### EXTRAIT
---

La place centrale de la propriété intellectuelle

Dans la société cognitive, on assiste aussi à une modification des "territoires", des possessions stratégiques. Dans la civilisation agraire, l’important était la possession de la terre ; dans la civilisation industrielle, celle du capital. Dans la société cognitive, l’important est la place qu’on occupe dans le mental : d’où la bataille pour la propriété intellectuelle, les fréquences...

En plus, en matière de propriété intellectuelle, on est dans une logique winner takes all. Or nous sommes aujourd’hui dans un capitalisme de la démesure : la fortune de la famille Walton (Wal-Mart) est équivalente au Produit national brut de l’Egypte... Et les droits d’auteur ont joué un rôle central dans la constitution des principales fortunes mondiales.

La reconquête des communs pose donc la question de la propriété intellectuelle. Dans l’internet, cela se traduit par le débat sur les standards, les logiciels libres, les langages...

Réponses officielles et officieuses aux crises

Lorsqu’une société change de système technique, cela s’est déjà produit, c’est un processus lent qui s’accompagne d’une crise de jeunesse. Au début, la technologie rend des services, ça ne pose pas de problème ; puis elle commence a avoir des conséquences sur l’emploi, créant ainsi une crise sociale.

---

### ENTRÉES DE DONNÉES
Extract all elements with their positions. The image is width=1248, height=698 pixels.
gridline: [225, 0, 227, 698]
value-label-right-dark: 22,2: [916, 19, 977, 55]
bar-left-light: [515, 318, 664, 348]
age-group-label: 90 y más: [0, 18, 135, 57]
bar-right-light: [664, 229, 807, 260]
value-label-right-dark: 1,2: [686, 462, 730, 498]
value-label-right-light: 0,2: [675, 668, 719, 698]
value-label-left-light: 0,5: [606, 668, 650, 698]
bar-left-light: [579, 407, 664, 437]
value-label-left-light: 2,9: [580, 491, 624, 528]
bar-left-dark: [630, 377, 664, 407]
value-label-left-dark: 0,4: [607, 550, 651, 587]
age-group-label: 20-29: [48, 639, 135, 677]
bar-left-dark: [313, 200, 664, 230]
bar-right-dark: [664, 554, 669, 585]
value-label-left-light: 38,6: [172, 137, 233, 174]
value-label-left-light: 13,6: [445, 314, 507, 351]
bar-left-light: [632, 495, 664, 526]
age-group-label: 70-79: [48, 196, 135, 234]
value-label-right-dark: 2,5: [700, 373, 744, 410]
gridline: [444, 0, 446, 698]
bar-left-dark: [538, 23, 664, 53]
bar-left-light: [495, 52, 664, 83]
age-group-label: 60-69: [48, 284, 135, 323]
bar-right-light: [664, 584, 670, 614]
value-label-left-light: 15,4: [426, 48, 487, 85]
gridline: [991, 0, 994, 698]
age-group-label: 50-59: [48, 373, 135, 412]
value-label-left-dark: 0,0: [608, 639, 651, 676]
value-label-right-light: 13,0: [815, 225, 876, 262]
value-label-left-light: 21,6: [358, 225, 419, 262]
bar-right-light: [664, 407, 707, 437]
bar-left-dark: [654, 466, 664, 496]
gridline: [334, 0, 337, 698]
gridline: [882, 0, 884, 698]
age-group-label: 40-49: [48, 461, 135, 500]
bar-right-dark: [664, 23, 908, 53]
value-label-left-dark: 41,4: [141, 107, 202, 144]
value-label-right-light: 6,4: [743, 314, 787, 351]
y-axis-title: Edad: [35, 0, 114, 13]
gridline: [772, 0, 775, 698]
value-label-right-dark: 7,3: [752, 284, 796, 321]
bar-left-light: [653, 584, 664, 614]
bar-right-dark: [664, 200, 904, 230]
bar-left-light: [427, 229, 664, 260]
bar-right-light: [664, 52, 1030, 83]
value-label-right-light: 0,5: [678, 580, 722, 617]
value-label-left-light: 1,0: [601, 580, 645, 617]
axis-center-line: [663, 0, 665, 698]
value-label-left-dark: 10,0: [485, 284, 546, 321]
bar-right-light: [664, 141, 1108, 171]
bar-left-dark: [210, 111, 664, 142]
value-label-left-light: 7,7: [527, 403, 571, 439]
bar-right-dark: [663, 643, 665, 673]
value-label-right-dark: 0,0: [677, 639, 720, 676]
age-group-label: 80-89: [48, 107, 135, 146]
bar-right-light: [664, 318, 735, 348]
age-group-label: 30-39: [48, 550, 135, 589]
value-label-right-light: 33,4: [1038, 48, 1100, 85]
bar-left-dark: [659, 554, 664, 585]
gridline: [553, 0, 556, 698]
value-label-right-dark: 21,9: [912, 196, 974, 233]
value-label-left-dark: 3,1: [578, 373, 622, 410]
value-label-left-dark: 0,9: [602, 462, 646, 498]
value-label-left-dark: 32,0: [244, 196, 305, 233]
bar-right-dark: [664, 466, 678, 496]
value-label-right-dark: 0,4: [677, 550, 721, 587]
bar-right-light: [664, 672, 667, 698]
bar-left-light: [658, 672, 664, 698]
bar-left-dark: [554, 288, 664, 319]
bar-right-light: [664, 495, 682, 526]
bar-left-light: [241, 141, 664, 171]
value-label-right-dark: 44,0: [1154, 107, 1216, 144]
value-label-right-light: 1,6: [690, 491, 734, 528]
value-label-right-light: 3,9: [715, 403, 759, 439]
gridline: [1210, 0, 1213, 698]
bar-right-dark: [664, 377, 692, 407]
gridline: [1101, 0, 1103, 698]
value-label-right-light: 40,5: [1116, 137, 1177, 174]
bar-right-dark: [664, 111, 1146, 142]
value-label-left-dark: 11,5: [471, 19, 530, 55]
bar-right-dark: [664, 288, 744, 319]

---

### TÂCHES À RÉALISER
- 1) Filtrez les entrées en recopiant chaque ligne qui contient la chaîne « axis ».
- 2) Veuillez poursuivre le texte sur la propriété intellectuelle après sa dernière phrase.
Le texte et les entrées n'ont aucun lien entre eux.

### RÉSULTATS PAR ORDRE
- 1)
y-axis-title: Edad: [35, 0, 114, 13]
axis-center-line: [663, 0, 665, 698]

- 2)
Les réponses officielles au XIXe siècle : les grands travaux et l’éducation pour tous. Au XXe et XXIe : l’internet pour tous.

La réponse des plus défavorisés est différente : par exemple les Systèmes d’échange locaux (SEL). Mais plus largement, de l’autonomie villageoise aux logiciels libres, ce qui est recherché, c’est une sorte de capitalisme à taille humaine.

On peut penser, en prospective, que le XXIe siècle va vivre trois périodes différentes, d’environ 40 ans chacune :

  • 1980-2020 : Les désarrois de la Société du Spectacle
  • 2020-2060 : La Société d’Enseignement et de grands travaux - autrement dit, on reproduira les modes d’accompagnement de la révolution industrielle
  • 2060-2100 : La Société de Création, ou "de l’Homo Coca-colensis à l’Homo Sapiens"...

Question : quelle guerre dans l’économie de la connaissance ?

Auparavant l’enjeu des batailles était la possession de la terre. Les batailles capitalistiques sont différentes, elles font des morts mais pas de la même manière - sauf les guerres pour l’approvisionnement en matières premières, qui sont les guerres d’aujourd’hui.

Aujourd’hui il y a également une bataille abstraite qui tourne autour de la propriété intellectuelle : nous la voyons se dérouler sous nos yeux, autour des contenus, des standards, des brevets...

La grande question est de savoir si le mouvement vers la liberté que représente la diffusion via l’internet va, ou non, favoriser l’effondrement du système de la propriété intellectuelle. C’est dans cet espace-là que se situe la bataille, dont l’issue ne va pas de soi. C’est une bataille coûteuse (en frais d’avocats notamment) : le ticket d’entrée pour se plaindre devant les tribunaux américains face à une contrefaçon évidente est de 2 millions de dollars... Est-ce que c’est atteignable pour les petites entreprises, pour les non-américains ?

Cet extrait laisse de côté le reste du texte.